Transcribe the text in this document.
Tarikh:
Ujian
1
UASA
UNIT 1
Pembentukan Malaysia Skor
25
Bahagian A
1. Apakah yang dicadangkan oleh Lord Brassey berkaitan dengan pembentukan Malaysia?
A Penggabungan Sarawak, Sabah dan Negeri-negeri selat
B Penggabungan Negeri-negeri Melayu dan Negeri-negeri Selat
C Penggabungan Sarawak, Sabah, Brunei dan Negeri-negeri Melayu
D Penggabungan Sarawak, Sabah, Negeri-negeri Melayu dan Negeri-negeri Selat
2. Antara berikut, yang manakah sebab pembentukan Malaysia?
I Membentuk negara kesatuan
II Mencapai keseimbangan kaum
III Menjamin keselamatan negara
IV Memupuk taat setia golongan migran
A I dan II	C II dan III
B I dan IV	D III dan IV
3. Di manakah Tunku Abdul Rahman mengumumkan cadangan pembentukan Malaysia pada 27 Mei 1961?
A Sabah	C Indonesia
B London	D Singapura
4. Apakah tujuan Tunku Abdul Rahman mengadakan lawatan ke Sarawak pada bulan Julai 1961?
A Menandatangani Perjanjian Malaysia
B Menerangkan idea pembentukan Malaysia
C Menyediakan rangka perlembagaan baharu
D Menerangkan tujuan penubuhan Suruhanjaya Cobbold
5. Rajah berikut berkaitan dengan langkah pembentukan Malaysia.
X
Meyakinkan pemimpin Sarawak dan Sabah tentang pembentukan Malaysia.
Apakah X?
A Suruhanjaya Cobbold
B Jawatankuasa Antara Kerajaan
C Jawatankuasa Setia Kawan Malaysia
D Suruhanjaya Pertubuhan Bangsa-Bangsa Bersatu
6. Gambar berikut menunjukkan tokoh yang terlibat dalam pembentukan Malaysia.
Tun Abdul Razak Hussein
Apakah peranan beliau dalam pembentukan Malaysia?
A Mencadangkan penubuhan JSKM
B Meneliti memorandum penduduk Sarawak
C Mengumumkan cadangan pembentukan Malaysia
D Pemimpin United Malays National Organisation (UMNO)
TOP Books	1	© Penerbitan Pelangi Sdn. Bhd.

==

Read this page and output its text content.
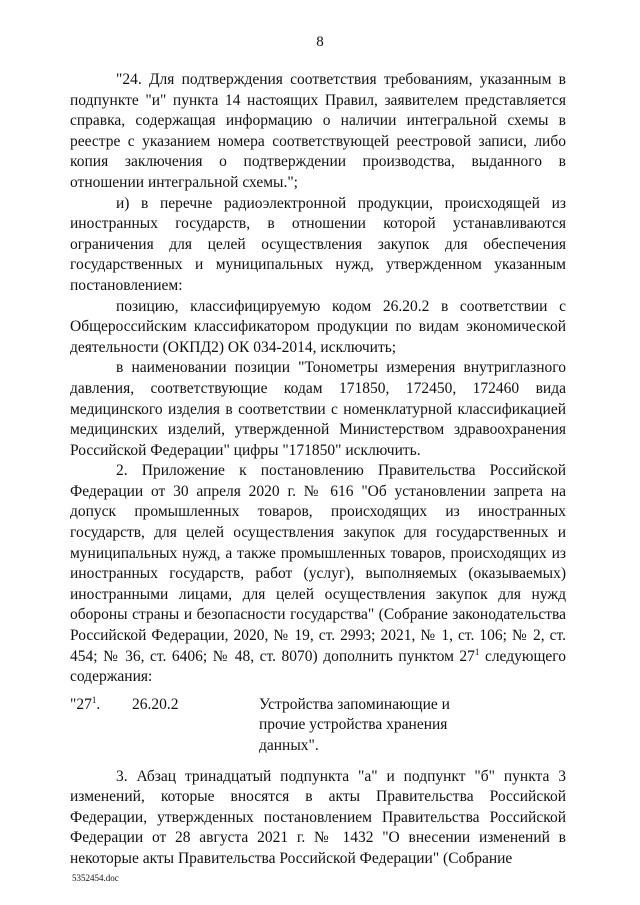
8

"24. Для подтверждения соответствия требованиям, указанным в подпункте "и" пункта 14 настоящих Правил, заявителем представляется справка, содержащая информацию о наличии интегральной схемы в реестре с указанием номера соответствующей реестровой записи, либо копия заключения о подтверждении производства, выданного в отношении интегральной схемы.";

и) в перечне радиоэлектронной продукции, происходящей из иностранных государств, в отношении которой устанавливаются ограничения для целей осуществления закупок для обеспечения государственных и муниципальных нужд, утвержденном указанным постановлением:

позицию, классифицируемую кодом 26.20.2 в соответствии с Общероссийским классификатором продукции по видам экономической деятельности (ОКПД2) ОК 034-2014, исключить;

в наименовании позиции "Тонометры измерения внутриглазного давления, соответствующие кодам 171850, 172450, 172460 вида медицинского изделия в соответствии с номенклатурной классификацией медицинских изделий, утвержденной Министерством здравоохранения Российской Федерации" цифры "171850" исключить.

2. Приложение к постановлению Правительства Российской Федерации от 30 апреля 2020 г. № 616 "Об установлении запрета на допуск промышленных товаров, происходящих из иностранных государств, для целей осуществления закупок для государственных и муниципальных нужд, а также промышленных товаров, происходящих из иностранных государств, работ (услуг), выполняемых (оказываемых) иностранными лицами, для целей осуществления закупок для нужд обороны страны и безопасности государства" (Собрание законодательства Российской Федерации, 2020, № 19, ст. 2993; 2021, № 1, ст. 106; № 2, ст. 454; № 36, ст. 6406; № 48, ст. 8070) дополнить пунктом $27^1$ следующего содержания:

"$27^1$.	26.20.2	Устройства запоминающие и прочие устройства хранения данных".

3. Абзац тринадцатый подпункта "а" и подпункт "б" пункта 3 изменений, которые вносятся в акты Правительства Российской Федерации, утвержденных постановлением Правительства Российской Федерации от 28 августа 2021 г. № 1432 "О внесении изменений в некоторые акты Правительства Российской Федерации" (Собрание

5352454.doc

--

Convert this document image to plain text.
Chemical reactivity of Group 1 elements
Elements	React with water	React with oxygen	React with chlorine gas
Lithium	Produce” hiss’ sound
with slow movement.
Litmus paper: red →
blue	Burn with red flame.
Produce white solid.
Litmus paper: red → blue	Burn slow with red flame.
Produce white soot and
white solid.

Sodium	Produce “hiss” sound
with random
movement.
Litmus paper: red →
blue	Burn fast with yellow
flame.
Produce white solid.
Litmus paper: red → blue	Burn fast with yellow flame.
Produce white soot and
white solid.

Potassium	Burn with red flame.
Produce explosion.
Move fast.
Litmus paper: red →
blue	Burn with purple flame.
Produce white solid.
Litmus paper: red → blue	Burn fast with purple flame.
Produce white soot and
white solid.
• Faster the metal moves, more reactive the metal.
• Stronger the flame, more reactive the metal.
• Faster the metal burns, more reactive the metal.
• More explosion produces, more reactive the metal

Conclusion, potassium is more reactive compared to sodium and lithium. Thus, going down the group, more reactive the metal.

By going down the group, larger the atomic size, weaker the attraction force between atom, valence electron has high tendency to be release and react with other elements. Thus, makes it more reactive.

-- What is being asked --
Which lines contain "blue"? Copy each of them.

-- Written solution --
blue	Burn with red flame.
Litmus paper: red → blue	Burn slow with red flame.
blue	Burn fast with yellow
Litmus paper: red → blue	Burn fast with yellow flame.
blue	Burn with purple flame.
Litmus paper: red → blue	Burn fast with purple flame.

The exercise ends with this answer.